-- begin PAGE TEXT --
5.8 Ms. Kunda cited Section 52 of the Employment Code Act to demonstrate that the Court had no jurisdiction to entertain this matter. Section 52 of the Employment Code Act provides as follows:
"52. ( 1) A contract of employment terminates in the manner stated in the contract of employment or in any other manner in which a contract of employment is deemed to terminate under this Act or any other law, except that where an employer terminates the contract, the employer shall give reasons to the employee for the termination of the employee's contract of employment; and
(2) An employer shall not terminate a contract of employment of an employee without a valid reason for the termination connected with the capacity or conduct of the employee or based on the operational requirements of the undertaking.
-- end PAGE TEXT --
-- begin DATASET --
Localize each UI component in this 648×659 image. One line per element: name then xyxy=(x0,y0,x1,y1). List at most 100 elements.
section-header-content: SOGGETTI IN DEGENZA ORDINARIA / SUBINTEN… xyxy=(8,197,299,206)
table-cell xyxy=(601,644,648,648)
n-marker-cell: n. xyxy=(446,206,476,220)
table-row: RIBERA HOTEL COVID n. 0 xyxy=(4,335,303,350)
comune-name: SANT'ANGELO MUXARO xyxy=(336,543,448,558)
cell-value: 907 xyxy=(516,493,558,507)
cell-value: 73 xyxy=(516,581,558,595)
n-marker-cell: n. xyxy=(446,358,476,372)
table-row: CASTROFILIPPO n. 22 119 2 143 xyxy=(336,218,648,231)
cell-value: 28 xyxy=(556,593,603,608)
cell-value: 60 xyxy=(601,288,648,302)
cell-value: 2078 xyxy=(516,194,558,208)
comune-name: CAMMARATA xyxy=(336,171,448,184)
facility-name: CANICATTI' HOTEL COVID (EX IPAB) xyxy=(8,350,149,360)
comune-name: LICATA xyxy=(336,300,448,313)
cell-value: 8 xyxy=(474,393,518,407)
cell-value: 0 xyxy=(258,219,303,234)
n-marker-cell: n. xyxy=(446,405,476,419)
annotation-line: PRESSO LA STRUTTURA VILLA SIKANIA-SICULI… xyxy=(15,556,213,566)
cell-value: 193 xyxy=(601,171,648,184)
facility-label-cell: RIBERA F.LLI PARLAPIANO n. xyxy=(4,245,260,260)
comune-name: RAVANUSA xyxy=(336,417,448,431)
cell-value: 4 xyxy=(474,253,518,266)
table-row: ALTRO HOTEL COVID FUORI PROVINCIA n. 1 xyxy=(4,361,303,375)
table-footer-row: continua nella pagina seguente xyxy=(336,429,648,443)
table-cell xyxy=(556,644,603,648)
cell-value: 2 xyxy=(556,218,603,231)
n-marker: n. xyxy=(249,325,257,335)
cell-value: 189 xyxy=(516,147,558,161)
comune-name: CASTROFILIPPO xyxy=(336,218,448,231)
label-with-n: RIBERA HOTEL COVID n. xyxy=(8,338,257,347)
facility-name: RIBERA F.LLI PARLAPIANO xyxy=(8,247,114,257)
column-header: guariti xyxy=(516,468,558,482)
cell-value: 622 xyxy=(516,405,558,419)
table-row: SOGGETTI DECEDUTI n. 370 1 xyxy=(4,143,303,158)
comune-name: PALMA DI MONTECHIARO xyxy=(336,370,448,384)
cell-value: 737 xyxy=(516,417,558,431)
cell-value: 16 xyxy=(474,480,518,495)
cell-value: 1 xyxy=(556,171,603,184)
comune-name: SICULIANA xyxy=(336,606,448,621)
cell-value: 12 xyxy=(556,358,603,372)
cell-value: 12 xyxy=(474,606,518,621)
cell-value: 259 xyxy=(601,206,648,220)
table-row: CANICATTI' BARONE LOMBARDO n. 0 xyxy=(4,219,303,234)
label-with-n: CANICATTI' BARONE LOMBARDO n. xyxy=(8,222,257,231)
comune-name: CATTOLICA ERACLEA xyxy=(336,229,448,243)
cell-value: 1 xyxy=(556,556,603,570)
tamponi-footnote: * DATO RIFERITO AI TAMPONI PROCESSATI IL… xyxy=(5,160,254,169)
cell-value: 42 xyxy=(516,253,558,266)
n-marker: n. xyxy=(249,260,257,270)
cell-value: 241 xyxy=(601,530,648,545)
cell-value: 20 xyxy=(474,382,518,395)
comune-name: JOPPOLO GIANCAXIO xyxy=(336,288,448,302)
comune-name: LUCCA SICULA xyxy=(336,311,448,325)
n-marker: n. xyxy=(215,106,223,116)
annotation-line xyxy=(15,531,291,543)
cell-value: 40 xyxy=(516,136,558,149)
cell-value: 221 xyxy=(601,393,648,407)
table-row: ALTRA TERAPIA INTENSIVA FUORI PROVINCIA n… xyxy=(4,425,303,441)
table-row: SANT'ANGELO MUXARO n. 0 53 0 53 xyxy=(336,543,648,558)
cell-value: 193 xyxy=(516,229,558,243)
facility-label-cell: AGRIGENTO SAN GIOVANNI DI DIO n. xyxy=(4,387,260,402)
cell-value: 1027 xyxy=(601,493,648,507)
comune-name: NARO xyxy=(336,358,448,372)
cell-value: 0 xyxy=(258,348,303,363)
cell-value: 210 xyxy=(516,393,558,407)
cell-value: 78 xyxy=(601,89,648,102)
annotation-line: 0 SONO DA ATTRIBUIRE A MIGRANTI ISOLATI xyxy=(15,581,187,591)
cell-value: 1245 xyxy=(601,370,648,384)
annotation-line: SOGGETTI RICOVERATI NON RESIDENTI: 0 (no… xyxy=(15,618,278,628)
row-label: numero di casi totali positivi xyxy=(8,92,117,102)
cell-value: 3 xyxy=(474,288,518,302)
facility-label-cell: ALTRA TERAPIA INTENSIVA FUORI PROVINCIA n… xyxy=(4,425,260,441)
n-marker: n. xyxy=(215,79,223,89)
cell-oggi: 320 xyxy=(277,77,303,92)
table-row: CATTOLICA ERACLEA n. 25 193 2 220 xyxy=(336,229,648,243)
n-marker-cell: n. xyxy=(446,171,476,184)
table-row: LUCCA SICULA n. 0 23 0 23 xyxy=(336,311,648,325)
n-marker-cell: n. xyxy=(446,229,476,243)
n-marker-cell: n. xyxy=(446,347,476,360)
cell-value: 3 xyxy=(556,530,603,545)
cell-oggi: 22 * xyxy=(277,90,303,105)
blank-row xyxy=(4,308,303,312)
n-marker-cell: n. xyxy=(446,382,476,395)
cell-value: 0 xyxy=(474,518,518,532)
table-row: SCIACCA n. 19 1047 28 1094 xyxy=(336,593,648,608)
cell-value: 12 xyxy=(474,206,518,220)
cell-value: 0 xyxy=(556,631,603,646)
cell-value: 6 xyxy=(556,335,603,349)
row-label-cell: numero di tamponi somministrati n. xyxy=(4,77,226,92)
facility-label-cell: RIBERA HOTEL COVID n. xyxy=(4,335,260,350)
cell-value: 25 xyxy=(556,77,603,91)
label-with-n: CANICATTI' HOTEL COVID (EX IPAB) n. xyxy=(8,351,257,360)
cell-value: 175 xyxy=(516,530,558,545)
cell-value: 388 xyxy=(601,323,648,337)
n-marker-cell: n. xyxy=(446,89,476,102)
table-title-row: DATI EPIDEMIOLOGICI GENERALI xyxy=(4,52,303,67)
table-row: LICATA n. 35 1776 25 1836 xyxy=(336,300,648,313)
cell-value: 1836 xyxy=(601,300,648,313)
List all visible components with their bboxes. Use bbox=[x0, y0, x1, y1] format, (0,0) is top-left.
-- end DATASET --
-- begin DATASET --
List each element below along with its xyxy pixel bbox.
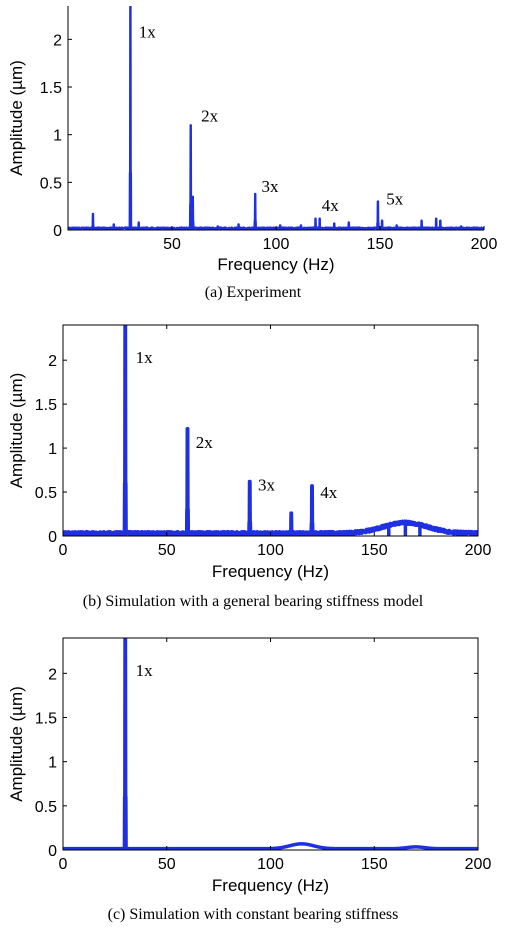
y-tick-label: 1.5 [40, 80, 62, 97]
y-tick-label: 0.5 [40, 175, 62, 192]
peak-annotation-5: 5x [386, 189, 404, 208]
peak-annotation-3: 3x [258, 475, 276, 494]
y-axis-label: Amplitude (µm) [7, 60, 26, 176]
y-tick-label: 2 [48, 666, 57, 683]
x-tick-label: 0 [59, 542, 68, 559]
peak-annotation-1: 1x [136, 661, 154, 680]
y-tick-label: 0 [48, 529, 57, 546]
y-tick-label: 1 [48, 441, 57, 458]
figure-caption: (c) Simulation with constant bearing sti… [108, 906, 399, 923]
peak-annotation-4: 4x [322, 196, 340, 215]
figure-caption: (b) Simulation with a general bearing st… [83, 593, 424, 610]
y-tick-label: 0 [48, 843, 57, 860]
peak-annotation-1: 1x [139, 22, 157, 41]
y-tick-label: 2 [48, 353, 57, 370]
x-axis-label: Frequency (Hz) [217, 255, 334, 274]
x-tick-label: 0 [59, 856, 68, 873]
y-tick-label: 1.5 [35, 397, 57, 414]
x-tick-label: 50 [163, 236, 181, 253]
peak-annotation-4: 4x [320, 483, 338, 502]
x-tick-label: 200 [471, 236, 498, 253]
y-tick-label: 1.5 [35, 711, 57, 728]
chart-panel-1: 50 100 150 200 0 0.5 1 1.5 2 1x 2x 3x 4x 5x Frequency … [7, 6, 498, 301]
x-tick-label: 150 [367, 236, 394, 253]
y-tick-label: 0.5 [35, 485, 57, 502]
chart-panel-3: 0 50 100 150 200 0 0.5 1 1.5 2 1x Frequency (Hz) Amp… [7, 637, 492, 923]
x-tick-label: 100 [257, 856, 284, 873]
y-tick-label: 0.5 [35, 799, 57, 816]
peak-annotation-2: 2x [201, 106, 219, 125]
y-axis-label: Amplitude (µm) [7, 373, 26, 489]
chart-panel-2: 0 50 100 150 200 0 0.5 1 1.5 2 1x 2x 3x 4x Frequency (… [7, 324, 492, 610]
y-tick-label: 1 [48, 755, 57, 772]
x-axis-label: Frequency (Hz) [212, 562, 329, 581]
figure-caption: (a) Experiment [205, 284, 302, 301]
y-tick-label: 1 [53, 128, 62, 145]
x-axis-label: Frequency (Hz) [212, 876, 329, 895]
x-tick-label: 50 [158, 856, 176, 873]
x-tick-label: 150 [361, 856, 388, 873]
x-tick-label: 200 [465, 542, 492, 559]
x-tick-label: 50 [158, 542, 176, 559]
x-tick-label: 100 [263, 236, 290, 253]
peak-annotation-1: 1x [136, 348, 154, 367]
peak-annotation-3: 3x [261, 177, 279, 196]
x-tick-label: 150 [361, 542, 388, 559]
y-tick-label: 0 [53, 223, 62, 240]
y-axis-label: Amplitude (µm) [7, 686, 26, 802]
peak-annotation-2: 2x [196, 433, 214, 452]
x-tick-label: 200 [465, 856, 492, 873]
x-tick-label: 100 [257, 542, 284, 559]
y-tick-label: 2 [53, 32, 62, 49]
-- end DATASET --
## TASKS TO COMPLETE
**A.** Revise the Employment Code Act passage between "5.8 Ms. Kunda" and "of the undertaking.", inclusive, replacing "valid reason" with "lawful reason".
**B.** Pick up the Employment Code Act passage after its final sentence and continue it.

## ANSWERS FOR THE TASKS
**A.**
5.8 Ms. Kunda cited Section 52 of the Employment Code Act to demonstrate that the Court had no jurisdiction to entertain this matter. Section 52 of the Employment Code Act provides as follows:
"52. ( 1) A contract of employment terminates in the manner stated in the contract of employment or in any other manner in which a contract of employment is deemed to terminate under this Act or any other law, except that where an employer terminates the contract, the employer shall give reasons to the employee for the termination of the employee's contract of employment; and
(2) An employer shall not terminate a contract of employment of an employee without a lawful reason for the termination connected with the capacity or conduct of the employee or based on the operational requirements of the undertaking.

**B.**
(4) An employer shall not terminate a contract of employment of an employee based on reasons relating toR9
(a) union membership or participation in union activities outside working hours or, with the consent of the employer, within working hours;
(b) seeking office as, acting or having acted in the capacity of, an employee's representative;
(c) the filing of a complaint or the participation in proceedings against an employer involving alleged violation of laws or recourse to administrative authorities;
( d) a discriminatory ground under section 5;
(e) family responsibilities relating to taking care of a member of an employee's immediate family;
(f) absence from work during maternity or paternity leave; or
(g) temporary absence from work during sick leave or injury.
(6) An employee who has reasonable cause to believe that the employee's services have been terminated contrary to this section may report the matter to an authorised officer under section 121 or, within thirty days of the termination lay a complaint before the court."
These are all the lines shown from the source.